## Short exercise
Exactly reproduce each entry, leaving out nothing.

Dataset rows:
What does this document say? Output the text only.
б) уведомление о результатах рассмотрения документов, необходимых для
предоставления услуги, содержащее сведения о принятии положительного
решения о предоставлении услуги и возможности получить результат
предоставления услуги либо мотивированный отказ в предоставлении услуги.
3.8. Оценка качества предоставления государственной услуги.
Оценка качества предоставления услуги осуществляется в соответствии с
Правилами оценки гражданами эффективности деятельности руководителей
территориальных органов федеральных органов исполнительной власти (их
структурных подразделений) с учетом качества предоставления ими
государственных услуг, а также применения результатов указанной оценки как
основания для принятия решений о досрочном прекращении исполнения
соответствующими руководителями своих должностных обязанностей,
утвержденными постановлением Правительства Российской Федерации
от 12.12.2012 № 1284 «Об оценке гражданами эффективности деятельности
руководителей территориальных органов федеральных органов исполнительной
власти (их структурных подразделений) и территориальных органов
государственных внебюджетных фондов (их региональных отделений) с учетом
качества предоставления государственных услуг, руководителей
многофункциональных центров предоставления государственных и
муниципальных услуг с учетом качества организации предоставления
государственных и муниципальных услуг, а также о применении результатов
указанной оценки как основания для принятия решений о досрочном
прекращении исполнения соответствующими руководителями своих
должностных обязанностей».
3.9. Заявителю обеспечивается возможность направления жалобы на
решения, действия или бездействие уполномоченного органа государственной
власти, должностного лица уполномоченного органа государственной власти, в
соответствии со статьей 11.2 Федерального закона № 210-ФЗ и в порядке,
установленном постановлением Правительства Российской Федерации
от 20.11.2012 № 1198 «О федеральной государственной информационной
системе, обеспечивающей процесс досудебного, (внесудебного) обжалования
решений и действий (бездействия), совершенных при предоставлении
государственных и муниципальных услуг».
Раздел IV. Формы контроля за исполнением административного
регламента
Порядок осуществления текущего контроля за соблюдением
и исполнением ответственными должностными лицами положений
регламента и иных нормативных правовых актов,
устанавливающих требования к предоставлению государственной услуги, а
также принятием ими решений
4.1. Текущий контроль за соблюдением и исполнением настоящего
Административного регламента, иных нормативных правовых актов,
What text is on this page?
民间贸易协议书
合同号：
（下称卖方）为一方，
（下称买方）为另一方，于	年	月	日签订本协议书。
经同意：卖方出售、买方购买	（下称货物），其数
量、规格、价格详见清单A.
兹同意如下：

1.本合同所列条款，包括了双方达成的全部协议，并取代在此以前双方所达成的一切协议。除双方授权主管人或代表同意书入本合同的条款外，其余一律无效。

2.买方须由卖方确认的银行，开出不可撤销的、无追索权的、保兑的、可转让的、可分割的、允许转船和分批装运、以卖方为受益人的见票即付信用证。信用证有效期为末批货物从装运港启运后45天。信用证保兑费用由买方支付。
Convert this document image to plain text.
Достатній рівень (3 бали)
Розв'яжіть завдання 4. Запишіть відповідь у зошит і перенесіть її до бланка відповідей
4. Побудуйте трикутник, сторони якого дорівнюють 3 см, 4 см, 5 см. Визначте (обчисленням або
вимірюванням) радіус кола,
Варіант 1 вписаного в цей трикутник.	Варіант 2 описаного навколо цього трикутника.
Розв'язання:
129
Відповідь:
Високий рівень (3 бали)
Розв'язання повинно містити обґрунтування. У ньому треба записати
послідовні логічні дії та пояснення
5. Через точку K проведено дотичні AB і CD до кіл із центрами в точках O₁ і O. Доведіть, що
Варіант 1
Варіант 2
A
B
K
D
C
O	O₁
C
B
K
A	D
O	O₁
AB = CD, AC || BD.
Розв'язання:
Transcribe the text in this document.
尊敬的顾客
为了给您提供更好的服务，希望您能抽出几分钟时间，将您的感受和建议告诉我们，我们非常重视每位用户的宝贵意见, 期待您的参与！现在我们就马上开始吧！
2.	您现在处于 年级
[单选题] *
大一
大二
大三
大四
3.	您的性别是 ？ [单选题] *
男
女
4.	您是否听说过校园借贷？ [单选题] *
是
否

## Task result
What does this document say? Output the text only.
б) уведомление о результатах рассмотрения документов, необходимых для
предоставления услуги, содержащее сведения о принятии положительного
решения о предоставлении услуги и возможности получить результат
предоставления услуги либо мотивированный отказ в предоставлении услуги.
3.8. Оценка качества предоставления государственной услуги.
Оценка качества предоставления услуги осуществляется в соответствии с
Правилами оценки гражданами эффективности деятельности руководителей
территориальных органов федеральных органов исполнительной власти (их
структурных подразделений) с учетом качества предоставления ими
государственных услуг, а также применения результатов указанной оценки как
основания для принятия решений о досрочном прекращении исполнения
соответствующими руководителями своих должностных обязанностей,
утвержденными постановлением Правительства Российской Федерации
от 12.12.2012 № 1284 «Об оценке гражданами эффективности деятельности
руководителей территориальных органов федеральных органов исполнительной
власти (их структурных подразделений) и территориальных органов
государственных внебюджетных фондов (их региональных отделений) с учетом
качества предоставления государственных услуг, руководителей
многофункциональных центров предоставления государственных и
муниципальных услуг с учетом качества организации предоставления
государственных и муниципальных услуг, а также о применении результатов
указанной оценки как основания для принятия решений о досрочном
прекращении исполнения соответствующими руководителями своих
должностных обязанностей».
3.9. Заявителю обеспечивается возможность направления жалобы на
решения, действия или бездействие уполномоченного органа государственной
власти, должностного лица уполномоченного органа государственной власти, в
соответствии со статьей 11.2 Федерального закона № 210-ФЗ и в порядке,
установленном постановлением Правительства Российской Федерации
от 20.11.2012 № 1198 «О федеральной государственной информационной
системе, обеспечивающей процесс досудебного, (внесудебного) обжалования
решений и действий (бездействия), совершенных при предоставлении
государственных и муниципальных услуг».
Раздел IV. Формы контроля за исполнением административного
регламента
Порядок осуществления текущего контроля за соблюдением
и исполнением ответственными должностными лицами положений
регламента и иных нормативных правовых актов,
устанавливающих требования к предоставлению государственной услуги, а
также принятием ими решений
4.1. Текущий контроль за соблюдением и исполнением настоящего
Административного регламента, иных нормативных правовых актов,
What text is on this page?
民间贸易协议书
合同号：
（下称卖方）为一方，
（下称买方）为另一方，于	年	月	日签订本协议书。
经同意：卖方出售、买方购买	（下称货物），其数
量、规格、价格详见清单A.
兹同意如下：

1.本合同所列条款，包括了双方达成的全部协议，并取代在此以前双方所达成的一切协议。除双方授权主管人或代表同意书入本合同的条款外，其余一律无效。

2.买方须由卖方确认的银行，开出不可撤销的、无追索权的、保兑的、可转让的、可分割的、允许转船和分批装运、以卖方为受益人的见票即付信用证。信用证有效期为末批货物从装运港启运后45天。信用证保兑费用由买方支付。
Convert this document image to plain text.
Достатній рівень (3 бали)
Розв'яжіть завдання 4. Запишіть відповідь у зошит і перенесіть її до бланка відповідей
4. Побудуйте трикутник, сторони якого дорівнюють 3 см, 4 см, 5 см. Визначте (обчисленням або
вимірюванням) радіус кола,
Варіант 1 вписаного в цей трикутник.	Варіант 2 описаного навколо цього трикутника.
Розв'язання:
129
Відповідь:
Високий рівень (3 бали)
Розв'язання повинно містити обґрунтування. У ньому треба записати
послідовні логічні дії та пояснення
5. Через точку K проведено дотичні AB і CD до кіл із центрами в точках O₁ і O. Доведіть, що
Варіант 1
Варіант 2
A
B
K
D
C
O	O₁
C
B
K
A	D
O	O₁
AB = CD, AC || BD.
Розв'язання:
Transcribe the text in this document.
尊敬的顾客
为了给您提供更好的服务，希望您能抽出几分钟时间，将您的感受和建议告诉我们，我们非常重视每位用户的宝贵意见, 期待您的参与！现在我们就马上开始吧！
2.	您现在处于 年级
[单选题] *
大一
大二
大三
大四
3.	您的性别是 ？ [单选题] *
男
女
4.	您是否听说过校园借贷？ [单选题] *
是
否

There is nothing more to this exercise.